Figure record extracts
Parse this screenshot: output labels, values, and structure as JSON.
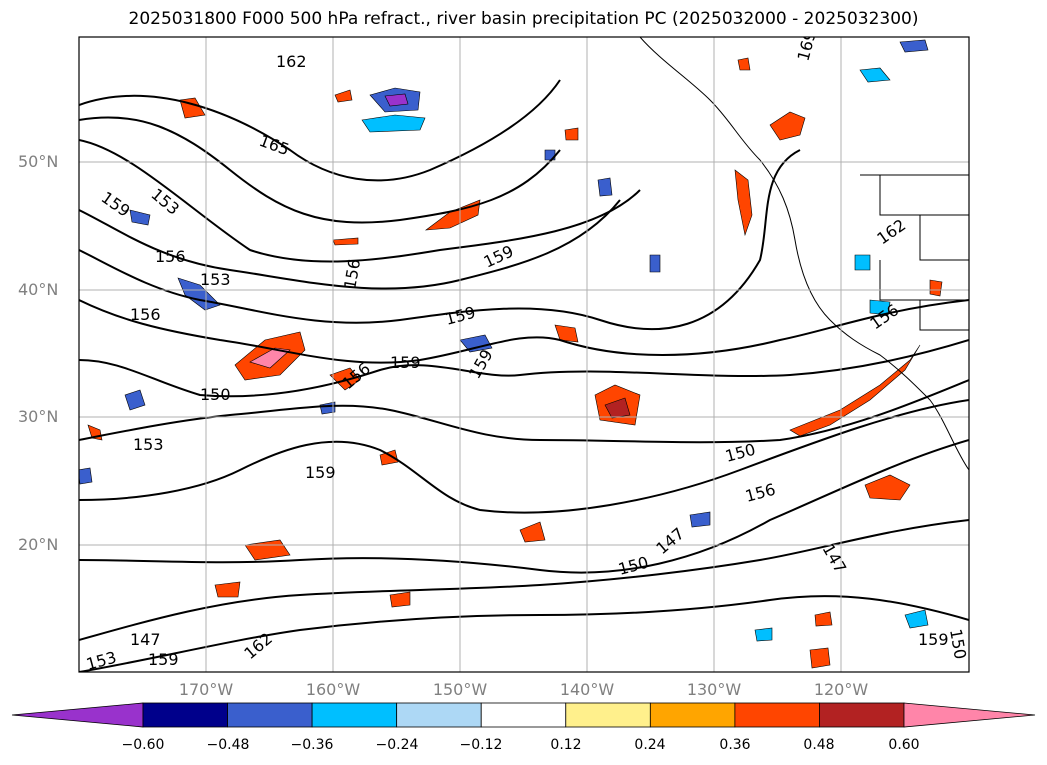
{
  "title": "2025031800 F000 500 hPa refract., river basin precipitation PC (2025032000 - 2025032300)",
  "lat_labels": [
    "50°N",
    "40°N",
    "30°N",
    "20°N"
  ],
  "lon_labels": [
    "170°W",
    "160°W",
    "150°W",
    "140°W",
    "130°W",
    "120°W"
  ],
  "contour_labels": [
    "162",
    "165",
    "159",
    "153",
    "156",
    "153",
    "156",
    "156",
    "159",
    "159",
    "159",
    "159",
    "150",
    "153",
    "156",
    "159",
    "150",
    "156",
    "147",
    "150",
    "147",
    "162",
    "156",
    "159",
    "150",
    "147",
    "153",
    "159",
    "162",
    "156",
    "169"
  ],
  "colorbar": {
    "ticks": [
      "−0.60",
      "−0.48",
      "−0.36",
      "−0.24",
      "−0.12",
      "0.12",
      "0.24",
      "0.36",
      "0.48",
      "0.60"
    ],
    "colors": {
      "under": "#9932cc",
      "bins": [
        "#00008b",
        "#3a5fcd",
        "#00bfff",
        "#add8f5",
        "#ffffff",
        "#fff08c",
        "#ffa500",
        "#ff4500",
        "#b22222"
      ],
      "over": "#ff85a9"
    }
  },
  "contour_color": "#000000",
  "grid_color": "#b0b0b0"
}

Aim of the exercise
Leave the images out, please, and restate each line word for word.

Exercise solution
Parse this screenshot: output labels, values, and structure as JSON.
{
  "title": "2025031800 F000 500 hPa refract., river basin precipitation PC (2025032000 - 2025032300)",
  "lat_labels": [
    "50°N",
    "40°N",
    "30°N",
    "20°N"
  ],
  "lon_labels": [
    "170°W",
    "160°W",
    "150°W",
    "140°W",
    "130°W",
    "120°W"
  ],
  "contour_labels": [
    "162",
    "165",
    "159",
    "153",
    "156",
    "153",
    "156",
    "156",
    "159",
    "159",
    "159",
    "159",
    "150",
    "153",
    "156",
    "159",
    "150",
    "156",
    "147",
    "150",
    "147",
    "162",
    "156",
    "159",
    "150",
    "147",
    "153",
    "159",
    "162",
    "156",
    "169"
  ],
  "colorbar": {
    "ticks": [
      "−0.60",
      "−0.48",
      "−0.36",
      "−0.24",
      "−0.12",
      "0.12",
      "0.24",
      "0.36",
      "0.48",
      "0.60"
    ],
    "colors": {
      "under": "#9932cc",
      "bins": [
        "#00008b",
        "#3a5fcd",
        "#00bfff",
        "#add8f5",
        "#ffffff",
        "#fff08c",
        "#ffa500",
        "#ff4500",
        "#b22222"
      ],
      "over": "#ff85a9"
    }
  },
  "contour_color": "#000000",
  "grid_color": "#b0b0b0"
}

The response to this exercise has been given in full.